Set exercise: Read through the records below and copy each line that uses the word "crescenti".

Material for the task:
========

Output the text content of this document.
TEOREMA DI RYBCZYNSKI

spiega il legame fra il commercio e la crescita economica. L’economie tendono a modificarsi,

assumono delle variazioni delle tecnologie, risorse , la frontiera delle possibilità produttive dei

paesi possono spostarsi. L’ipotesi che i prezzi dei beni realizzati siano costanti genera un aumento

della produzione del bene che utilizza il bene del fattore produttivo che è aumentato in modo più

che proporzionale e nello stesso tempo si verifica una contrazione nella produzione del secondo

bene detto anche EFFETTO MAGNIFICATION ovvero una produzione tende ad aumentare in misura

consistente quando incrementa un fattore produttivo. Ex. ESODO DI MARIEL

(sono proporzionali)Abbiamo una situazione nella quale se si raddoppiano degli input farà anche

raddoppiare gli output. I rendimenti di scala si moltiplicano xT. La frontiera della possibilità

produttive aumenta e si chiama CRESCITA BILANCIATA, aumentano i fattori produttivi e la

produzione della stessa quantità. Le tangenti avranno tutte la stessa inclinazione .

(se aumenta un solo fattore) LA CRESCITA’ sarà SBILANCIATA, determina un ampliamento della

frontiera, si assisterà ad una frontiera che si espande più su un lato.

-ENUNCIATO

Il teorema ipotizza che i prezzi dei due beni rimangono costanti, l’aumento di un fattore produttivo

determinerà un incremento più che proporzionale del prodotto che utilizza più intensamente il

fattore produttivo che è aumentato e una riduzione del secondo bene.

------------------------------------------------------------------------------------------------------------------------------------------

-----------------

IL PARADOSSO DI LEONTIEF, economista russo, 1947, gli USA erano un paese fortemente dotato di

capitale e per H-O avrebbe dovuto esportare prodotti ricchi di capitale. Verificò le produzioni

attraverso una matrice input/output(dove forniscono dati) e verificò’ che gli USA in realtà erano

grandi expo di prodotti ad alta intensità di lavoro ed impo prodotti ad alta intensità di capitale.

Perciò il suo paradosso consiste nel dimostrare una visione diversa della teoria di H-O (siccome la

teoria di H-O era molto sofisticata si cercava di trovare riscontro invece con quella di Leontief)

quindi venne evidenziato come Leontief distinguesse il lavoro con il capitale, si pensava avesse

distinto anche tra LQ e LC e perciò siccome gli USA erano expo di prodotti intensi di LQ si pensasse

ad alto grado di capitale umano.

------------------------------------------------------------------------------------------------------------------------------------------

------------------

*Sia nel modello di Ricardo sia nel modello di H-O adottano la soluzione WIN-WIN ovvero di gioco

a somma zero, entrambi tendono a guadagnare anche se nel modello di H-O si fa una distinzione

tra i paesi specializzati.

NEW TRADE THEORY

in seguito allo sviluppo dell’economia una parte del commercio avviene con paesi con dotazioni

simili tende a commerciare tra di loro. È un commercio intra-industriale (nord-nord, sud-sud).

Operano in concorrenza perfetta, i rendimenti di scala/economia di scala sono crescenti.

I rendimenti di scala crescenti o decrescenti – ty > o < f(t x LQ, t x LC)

========

Solution to this task:
Operano in concorrenza perfetta, i rendimenti di scala/economia di scala sono crescenti.
I rendimenti di scala crescenti o decrescenti – ty > o < f(t x LQ, t x LC)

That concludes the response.